%%

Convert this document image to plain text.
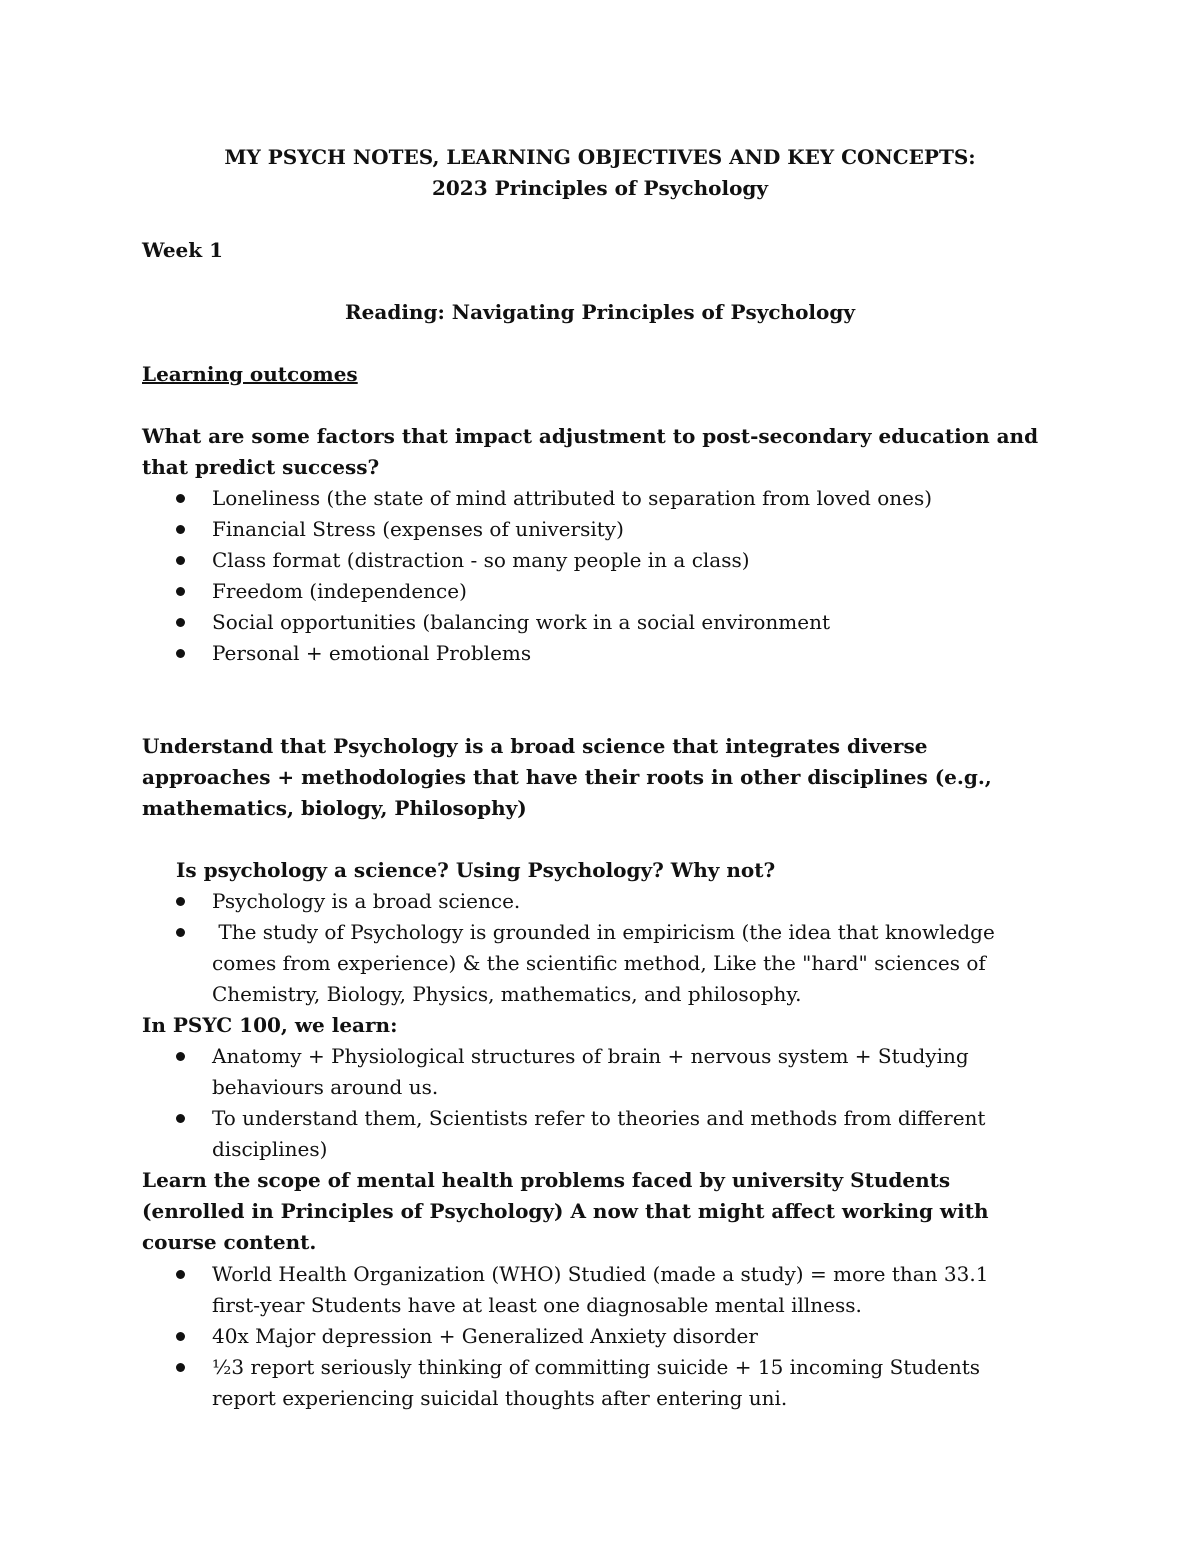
MY PSYCH NOTES, LEARNING OBJECTIVES AND KEY CONCEPTS:
2023 Principles of Psychology
Week 1
Reading: Navigating Principles of Psychology
Learning outcomes
What are some factors that impact adjustment to post-secondary education and that predict success?
Loneliness (the state of mind attributed to separation from loved ones)
Financial Stress (expenses of university)
Class format (distraction - so many people in a class)
Freedom (independence)
Social opportunities (balancing work in a social environment
Personal + emotional Problems
Understand that Psychology is a broad science that integrates diverse approaches + methodologies that have their roots in other disciplines (e.g., mathematics, biology, Philosophy)
Is psychology a science? Using Psychology? Why not?
Psychology is a broad science.
The study of Psychology is grounded in empiricism (the idea that knowledge comes from experience) & the scientific method, Like the "hard" sciences of Chemistry, Biology, Physics, mathematics, and philosophy.
In PSYC 100, we learn:
Anatomy + Physiological structures of brain + nervous system + Studying behaviours around us.
To understand them, Scientists refer to theories and methods from different disciplines)
Learn the scope of mental health problems faced by university Students (enrolled in Principles of Psychology) A now that might affect working with course content.
World Health Organization (WHO) Studied (made a study) = more than 33.1 first-year Students have at least one diagnosable mental illness.
40x Major depression + Generalized Anxiety disorder
½3 report seriously thinking of committing suicide + 15 incoming Students report experiencing suicidal thoughts after entering uni.
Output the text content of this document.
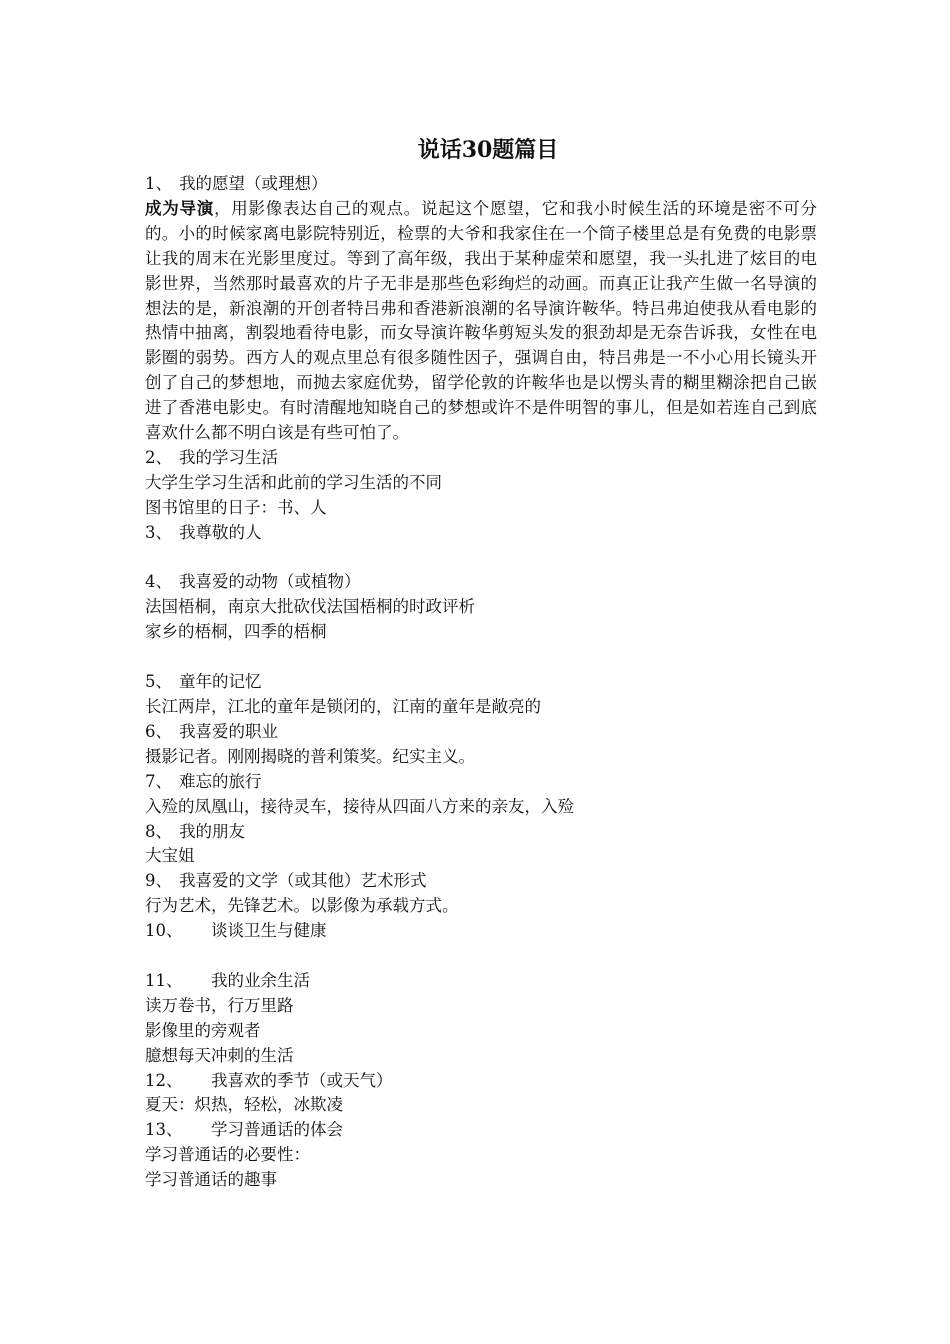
说话30题篇目

1、 我的愿望（或理想）

成为导演，用影像表达自己的观点。说起这个愿望，它和我小时候生活的环境是密不可分的。小的时候家离电影院特别近，检票的大爷和我家住在一个筒子楼里总是有免费的电影票让我的周末在光影里度过。等到了高年级，我出于某种虚荣和愿望，我一头扎进了炫目的电影世界，当然那时最喜欢的片子无非是那些色彩绚烂的动画。而真正让我产生做一名导演的想法的是，新浪潮的开创者特吕弗和香港新浪潮的名导演许鞍华。特吕弗迫使我从看电影的热情中抽离，割裂地看待电影，而女导演许鞍华剪短头发的狠劲却是无奈告诉我，女性在电影圈的弱势。西方人的观点里总有很多随性因子，强调自由，特吕弗是一不小心用长镜头开创了自己的梦想地，而抛去家庭优势，留学伦敦的许鞍华也是以愣头青的糊里糊涂把自己嵌进了香港电影史。有时清醒地知晓自己的梦想或许不是件明智的事儿，但是如若连自己到底喜欢什么都不明白该是有些可怕了。

2、 我的学习生活

大学生学习生活和此前的学习生活的不同

图书馆里的日子：书、人

3、 我尊敬的人

4、 我喜爱的动物（或植物）

法国梧桐，南京大批砍伐法国梧桐的时政评析

家乡的梧桐，四季的梧桐

5、 童年的记忆

长江两岸，江北的童年是锁闭的，江南的童年是敞亮的

6、 我喜爱的职业

摄影记者。刚刚揭晓的普利策奖。纪实主义。

7、 难忘的旅行

入殓的凤凰山，接待灵车，接待从四面八方来的亲友，入殓

8、 我的朋友

大宝姐

9、 我喜爱的文学（或其他）艺术形式

行为艺术，先锋艺术。以影像为承载方式。

10、 谈谈卫生与健康

11、 我的业余生活

读万卷书，行万里路

影像里的旁观者

臆想每天冲刺的生活

12、 我喜欢的季节（或天气）

夏天：炽热，轻松，冰欺凌

13、 学习普通话的体会

学习普通话的必要性：

学习普通话的趣事
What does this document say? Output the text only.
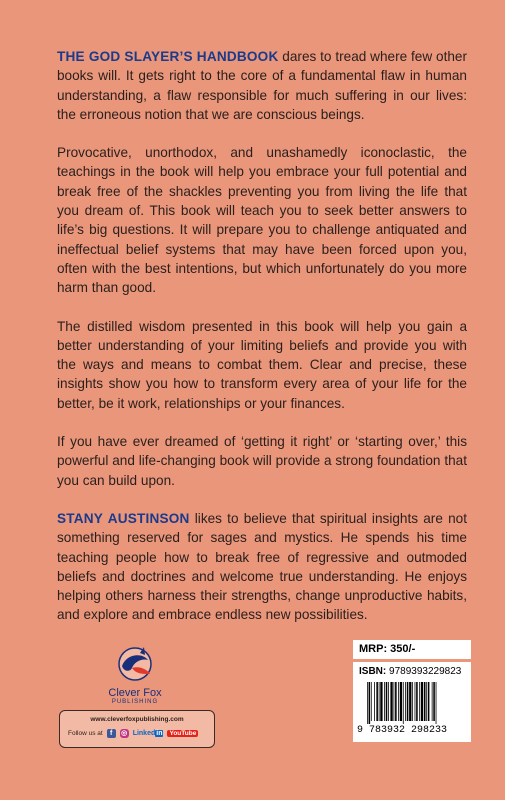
THE GOD SLAYER’S HANDBOOK dares to tread where few other books will. It gets right to the core of a fundamental flaw in human understanding, a flaw responsible for much suffering in our lives: the erroneous notion that we are conscious beings.

Provocative, unorthodox, and unashamedly iconoclastic, the teachings in the book will help you embrace your full potential and break free of the shackles preventing you from living the life that you dream of. This book will teach you to seek better answers to life’s big questions. It will prepare you to challenge antiquated and ineffectual belief systems that may have been forced upon you, often with the best intentions, but which unfortunately do you more harm than good.

The distilled wisdom presented in this book will help you gain a better understanding of your limiting beliefs and provide you with the ways and means to combat them. Clear and precise, these insights show you how to transform every area of your life for the better, be it work, relationships or your finances.

If you have ever dreamed of ‘getting it right’ or ‘starting over,’ this powerful and life-changing book will provide a strong foundation that you can build upon.

STANY AUSTINSON likes to believe that spiritual insights are not something reserved for sages and mystics. He spends his time teaching people how to break free of regressive and outmoded beliefs and doctrines and welcome true understanding. He enjoys helping others harness their strengths, change unproductive habits, and explore and embrace endless new possibilities.

Clever Fox
PUBLISHING
www.cleverfoxpublishing.com
Follow us at	f	◎ Linkedin	YouTube
MRP: 350/-
ISBN: 9789393229823
9 783932 298233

%%

Problem statement.
Make an exact copy of every entry above, minus the images.

Written response.
Convert this document image to plain text.
MY PSYCH NOTES, LEARNING OBJECTIVES AND KEY CONCEPTS:
2023 Principles of Psychology
Week 1
Reading: Navigating Principles of Psychology
Learning outcomes
What are some factors that impact adjustment to post-secondary education and that predict success?
Loneliness (the state of mind attributed to separation from loved ones)
Financial Stress (expenses of university)
Class format (distraction - so many people in a class)
Freedom (independence)
Social opportunities (balancing work in a social environment
Personal + emotional Problems
Understand that Psychology is a broad science that integrates diverse approaches + methodologies that have their roots in other disciplines (e.g., mathematics, biology, Philosophy)
Is psychology a science? Using Psychology? Why not?
Psychology is a broad science.
The study of Psychology is grounded in empiricism (the idea that knowledge comes from experience) & the scientific method, Like the "hard" sciences of Chemistry, Biology, Physics, mathematics, and philosophy.
In PSYC 100, we learn:
Anatomy + Physiological structures of brain + nervous system + Studying behaviours around us.
To understand them, Scientists refer to theories and methods from different disciplines)
Learn the scope of mental health problems faced by university Students (enrolled in Principles of Psychology) A now that might affect working with course content.
World Health Organization (WHO) Studied (made a study) = more than 33.1 first-year Students have at least one diagnosable mental illness.
40x Major depression + Generalized Anxiety disorder
½3 report seriously thinking of committing suicide + 15 incoming Students report experiencing suicidal thoughts after entering uni.
Output the text content of this document.
说话30题篇目

1、 我的愿望（或理想）

成为导演，用影像表达自己的观点。说起这个愿望，它和我小时候生活的环境是密不可分的。小的时候家离电影院特别近，检票的大爷和我家住在一个筒子楼里总是有免费的电影票让我的周末在光影里度过。等到了高年级，我出于某种虚荣和愿望，我一头扎进了炫目的电影世界，当然那时最喜欢的片子无非是那些色彩绚烂的动画。而真正让我产生做一名导演的想法的是，新浪潮的开创者特吕弗和香港新浪潮的名导演许鞍华。特吕弗迫使我从看电影的热情中抽离，割裂地看待电影，而女导演许鞍华剪短头发的狠劲却是无奈告诉我，女性在电影圈的弱势。西方人的观点里总有很多随性因子，强调自由，特吕弗是一不小心用长镜头开创了自己的梦想地，而抛去家庭优势，留学伦敦的许鞍华也是以愣头青的糊里糊涂把自己嵌进了香港电影史。有时清醒地知晓自己的梦想或许不是件明智的事儿，但是如若连自己到底喜欢什么都不明白该是有些可怕了。

2、 我的学习生活

大学生学习生活和此前的学习生活的不同

图书馆里的日子：书、人

3、 我尊敬的人

4、 我喜爱的动物（或植物）

法国梧桐，南京大批砍伐法国梧桐的时政评析

家乡的梧桐，四季的梧桐

5、 童年的记忆

长江两岸，江北的童年是锁闭的，江南的童年是敞亮的

6、 我喜爱的职业

摄影记者。刚刚揭晓的普利策奖。纪实主义。

7、 难忘的旅行

入殓的凤凰山，接待灵车，接待从四面八方来的亲友，入殓

8、 我的朋友

大宝姐

9、 我喜爱的文学（或其他）艺术形式

行为艺术，先锋艺术。以影像为承载方式。

10、 谈谈卫生与健康

11、 我的业余生活

读万卷书，行万里路

影像里的旁观者

臆想每天冲刺的生活

12、 我喜欢的季节（或天气）

夏天：炽热，轻松，冰欺凌

13、 学习普通话的体会

学习普通话的必要性：

学习普通话的趣事
What does this document say? Output the text only.
THE GOD SLAYER’S HANDBOOK dares to tread where few other books will. It gets right to the core of a fundamental flaw in human understanding, a flaw responsible for much suffering in our lives: the erroneous notion that we are conscious beings.

Provocative, unorthodox, and unashamedly iconoclastic, the teachings in the book will help you embrace your full potential and break free of the shackles preventing you from living the life that you dream of. This book will teach you to seek better answers to life’s big questions. It will prepare you to challenge antiquated and ineffectual belief systems that may have been forced upon you, often with the best intentions, but which unfortunately do you more harm than good.

The distilled wisdom presented in this book will help you gain a better understanding of your limiting beliefs and provide you with the ways and means to combat them. Clear and precise, these insights show you how to transform every area of your life for the better, be it work, relationships or your finances.

If you have ever dreamed of ‘getting it right’ or ‘starting over,’ this powerful and life-changing book will provide a strong foundation that you can build upon.

STANY AUSTINSON likes to believe that spiritual insights are not something reserved for sages and mystics. He spends his time teaching people how to break free of regressive and outmoded beliefs and doctrines and welcome true understanding. He enjoys helping others harness their strengths, change unproductive habits, and explore and embrace endless new possibilities.

Clever Fox
PUBLISHING
www.cleverfoxpublishing.com
Follow us at	f	◎ Linkedin	YouTube
MRP: 350/-
ISBN: 9789393229823
9 783932 298233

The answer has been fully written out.